**Record excerpts:**
* Begin *
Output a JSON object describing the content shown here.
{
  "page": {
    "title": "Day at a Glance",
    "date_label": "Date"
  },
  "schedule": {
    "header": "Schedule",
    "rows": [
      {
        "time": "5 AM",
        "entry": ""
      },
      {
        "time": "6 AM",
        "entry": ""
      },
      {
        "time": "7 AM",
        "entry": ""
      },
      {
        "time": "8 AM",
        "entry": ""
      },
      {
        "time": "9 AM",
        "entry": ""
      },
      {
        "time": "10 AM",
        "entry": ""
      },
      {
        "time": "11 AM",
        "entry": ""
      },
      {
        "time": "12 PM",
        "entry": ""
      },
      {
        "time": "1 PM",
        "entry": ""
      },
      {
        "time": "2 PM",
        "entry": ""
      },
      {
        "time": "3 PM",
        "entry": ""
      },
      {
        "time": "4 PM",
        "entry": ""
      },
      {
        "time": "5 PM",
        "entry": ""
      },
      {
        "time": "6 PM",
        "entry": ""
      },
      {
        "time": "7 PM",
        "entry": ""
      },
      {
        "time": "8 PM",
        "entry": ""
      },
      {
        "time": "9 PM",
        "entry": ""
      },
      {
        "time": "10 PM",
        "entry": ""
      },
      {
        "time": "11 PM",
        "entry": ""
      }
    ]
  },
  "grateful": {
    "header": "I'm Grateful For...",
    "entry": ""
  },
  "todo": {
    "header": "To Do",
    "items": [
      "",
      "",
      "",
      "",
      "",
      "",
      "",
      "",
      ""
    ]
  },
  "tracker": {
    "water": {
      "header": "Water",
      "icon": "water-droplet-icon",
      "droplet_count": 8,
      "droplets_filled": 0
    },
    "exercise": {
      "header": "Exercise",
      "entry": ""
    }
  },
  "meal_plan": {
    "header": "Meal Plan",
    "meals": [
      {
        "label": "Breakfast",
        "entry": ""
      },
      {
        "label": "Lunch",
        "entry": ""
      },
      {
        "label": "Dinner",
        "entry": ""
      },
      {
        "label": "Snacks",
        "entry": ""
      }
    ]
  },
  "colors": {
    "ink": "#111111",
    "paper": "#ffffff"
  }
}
* End *
**Aim of the task:**
Retype the entries exactly, including every line.

**The solution:**
Output a JSON object describing the content shown here.
{
  "page": {
    "title": "Day at a Glance",
    "date_label": "Date"
  },
  "schedule": {
    "header": "Schedule",
    "rows": [
      {
        "time": "5 AM",
        "entry": ""
      },
      {
        "time": "6 AM",
        "entry": ""
      },
      {
        "time": "7 AM",
        "entry": ""
      },
      {
        "time": "8 AM",
        "entry": ""
      },
      {
        "time": "9 AM",
        "entry": ""
      },
      {
        "time": "10 AM",
        "entry": ""
      },
      {
        "time": "11 AM",
        "entry": ""
      },
      {
        "time": "12 PM",
        "entry": ""
      },
      {
        "time": "1 PM",
        "entry": ""
      },
      {
        "time": "2 PM",
        "entry": ""
      },
      {
        "time": "3 PM",
        "entry": ""
      },
      {
        "time": "4 PM",
        "entry": ""
      },
      {
        "time": "5 PM",
        "entry": ""
      },
      {
        "time": "6 PM",
        "entry": ""
      },
      {
        "time": "7 PM",
        "entry": ""
      },
      {
        "time": "8 PM",
        "entry": ""
      },
      {
        "time": "9 PM",
        "entry": ""
      },
      {
        "time": "10 PM",
        "entry": ""
      },
      {
        "time": "11 PM",
        "entry": ""
      }
    ]
  },
  "grateful": {
    "header": "I'm Grateful For...",
    "entry": ""
  },
  "todo": {
    "header": "To Do",
    "items": [
      "",
      "",
      "",
      "",
      "",
      "",
      "",
      "",
      ""
    ]
  },
  "tracker": {
    "water": {
      "header": "Water",
      "icon": "water-droplet-icon",
      "droplet_count": 8,
      "droplets_filled": 0
    },
    "exercise": {
      "header": "Exercise",
      "entry": ""
    }
  },
  "meal_plan": {
    "header": "Meal Plan",
    "meals": [
      {
        "label": "Breakfast",
        "entry": ""
      },
      {
        "label": "Lunch",
        "entry": ""
      },
      {
        "label": "Dinner",
        "entry": ""
      },
      {
        "label": "Snacks",
        "entry": ""
      }
    ]
  },
  "colors": {
    "ink": "#111111",
    "paper": "#ffffff"
  }
}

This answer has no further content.